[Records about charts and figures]
+++
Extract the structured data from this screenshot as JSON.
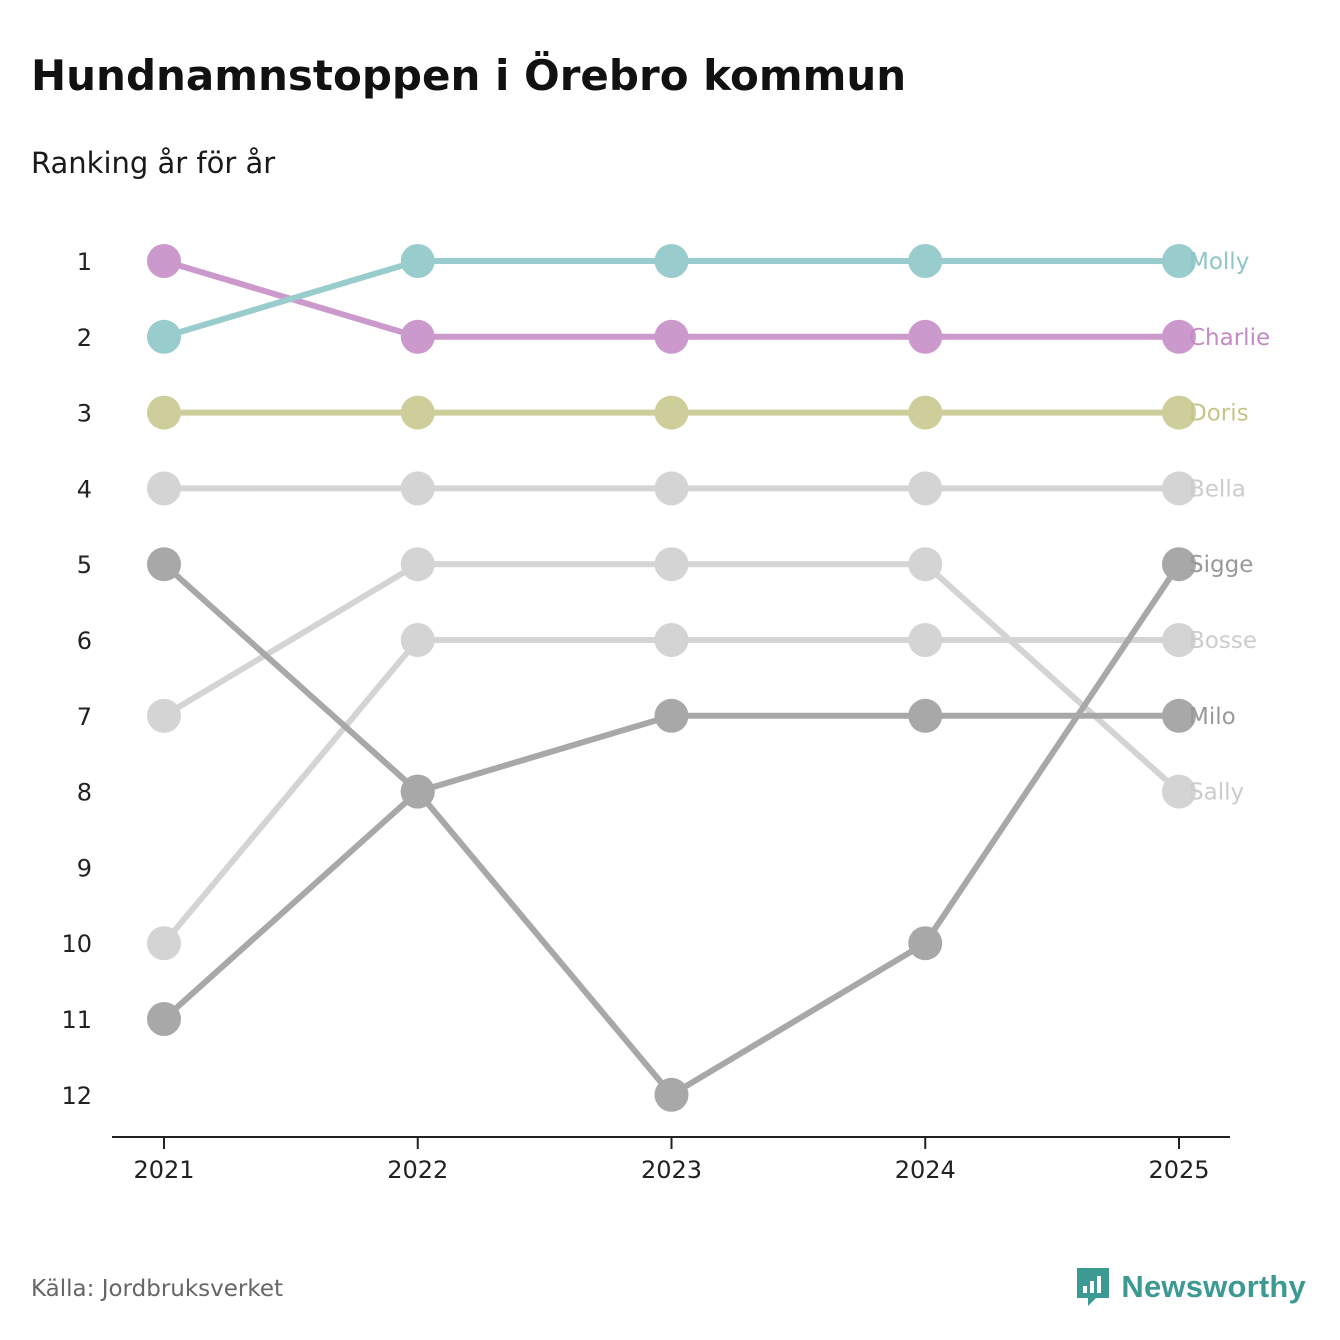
{
  "header": {
    "title": "Hundnamnstoppen i Örebro kommun",
    "subtitle": "Ranking år för år"
  },
  "footer": {
    "source": "Källa: Jordbruksverket",
    "brand": "Newsworthy",
    "brand_icon": "newsworthy-logo-icon",
    "brand_color": "#3d9a93"
  },
  "chart_data": {
    "type": "line",
    "subtype": "bump",
    "title": "Hundnamnstoppen i Örebro kommun",
    "subtitle": "Ranking år för år",
    "x": [
      "2021",
      "2022",
      "2023",
      "2024",
      "2025"
    ],
    "y_ticks": [
      "1",
      "2",
      "3",
      "4",
      "5",
      "6",
      "7",
      "8",
      "9",
      "10",
      "11",
      "12"
    ],
    "ylim": [
      1,
      12
    ],
    "y_inverted": true,
    "xlabel": "",
    "ylabel": "",
    "series": [
      {
        "name": "Bella",
        "values": [
          4,
          4,
          4,
          4,
          4
        ],
        "color": "#d4d4d4",
        "label_color": "#cccccc"
      },
      {
        "name": "Bosse",
        "values": [
          10,
          6,
          6,
          6,
          6
        ],
        "color": "#d4d4d4",
        "label_color": "#cccccc"
      },
      {
        "name": "Sally",
        "values": [
          7,
          5,
          5,
          5,
          8
        ],
        "color": "#d4d4d4",
        "label_color": "#cccccc"
      },
      {
        "name": "Milo",
        "values": [
          11,
          8,
          7,
          7,
          7
        ],
        "color": "#a8a8a8",
        "label_color": "#999999"
      },
      {
        "name": "Sigge",
        "values": [
          5,
          8,
          12,
          10,
          5
        ],
        "color": "#a8a8a8",
        "label_color": "#999999"
      },
      {
        "name": "Doris",
        "values": [
          3,
          3,
          3,
          3,
          3
        ],
        "color": "#cece9a",
        "label_color": "#c5c58a"
      },
      {
        "name": "Charlie",
        "values": [
          1,
          2,
          2,
          2,
          2
        ],
        "color": "#cc99cc",
        "label_color": "#c48ac4"
      },
      {
        "name": "Molly",
        "values": [
          2,
          1,
          1,
          1,
          1
        ],
        "color": "#99cccc",
        "label_color": "#8cc6c6"
      }
    ]
  }
}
+++
▸ Job
Ignore the images and quote every line of the listing exactly.

▸ Final answer
Extract the structured data from this screenshot as JSON.
{
  "header": {
    "title": "Hundnamnstoppen i Örebro kommun",
    "subtitle": "Ranking år för år"
  },
  "footer": {
    "source": "Källa: Jordbruksverket",
    "brand": "Newsworthy",
    "brand_icon": "newsworthy-logo-icon",
    "brand_color": "#3d9a93"
  },
  "chart_data": {
    "type": "line",
    "subtype": "bump",
    "title": "Hundnamnstoppen i Örebro kommun",
    "subtitle": "Ranking år för år",
    "x": [
      "2021",
      "2022",
      "2023",
      "2024",
      "2025"
    ],
    "y_ticks": [
      "1",
      "2",
      "3",
      "4",
      "5",
      "6",
      "7",
      "8",
      "9",
      "10",
      "11",
      "12"
    ],
    "ylim": [
      1,
      12
    ],
    "y_inverted": true,
    "xlabel": "",
    "ylabel": "",
    "series": [
      {
        "name": "Bella",
        "values": [
          4,
          4,
          4,
          4,
          4
        ],
        "color": "#d4d4d4",
        "label_color": "#cccccc"
      },
      {
        "name": "Bosse",
        "values": [
          10,
          6,
          6,
          6,
          6
        ],
        "color": "#d4d4d4",
        "label_color": "#cccccc"
      },
      {
        "name": "Sally",
        "values": [
          7,
          5,
          5,
          5,
          8
        ],
        "color": "#d4d4d4",
        "label_color": "#cccccc"
      },
      {
        "name": "Milo",
        "values": [
          11,
          8,
          7,
          7,
          7
        ],
        "color": "#a8a8a8",
        "label_color": "#999999"
      },
      {
        "name": "Sigge",
        "values": [
          5,
          8,
          12,
          10,
          5
        ],
        "color": "#a8a8a8",
        "label_color": "#999999"
      },
      {
        "name": "Doris",
        "values": [
          3,
          3,
          3,
          3,
          3
        ],
        "color": "#cece9a",
        "label_color": "#c5c58a"
      },
      {
        "name": "Charlie",
        "values": [
          1,
          2,
          2,
          2,
          2
        ],
        "color": "#cc99cc",
        "label_color": "#c48ac4"
      },
      {
        "name": "Molly",
        "values": [
          2,
          1,
          1,
          1,
          1
        ],
        "color": "#99cccc",
        "label_color": "#8cc6c6"
      }
    ]
  }
}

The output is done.